__GIVEN EXERCISE__. Every record that follows should be printed verbatim.

Lines of data
╔══
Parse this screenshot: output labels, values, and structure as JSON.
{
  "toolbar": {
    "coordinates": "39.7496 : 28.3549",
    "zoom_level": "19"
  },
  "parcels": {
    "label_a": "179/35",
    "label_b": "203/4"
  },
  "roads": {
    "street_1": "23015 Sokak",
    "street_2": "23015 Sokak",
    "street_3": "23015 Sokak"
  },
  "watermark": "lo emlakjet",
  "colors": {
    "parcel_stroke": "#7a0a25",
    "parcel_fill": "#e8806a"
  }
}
╚══
__TASK OUTPUT__.
Parse this screenshot: output labels, values, and structure as JSON.
{
  "toolbar": {
    "coordinates": "39.7496 : 28.3549",
    "zoom_level": "19"
  },
  "parcels": {
    "label_a": "179/35",
    "label_b": "203/4"
  },
  "roads": {
    "street_1": "23015 Sokak",
    "street_2": "23015 Sokak",
    "street_3": "23015 Sokak"
  },
  "watermark": "lo emlakjet",
  "colors": {
    "parcel_stroke": "#7a0a25",
    "parcel_fill": "#e8806a"
  }
}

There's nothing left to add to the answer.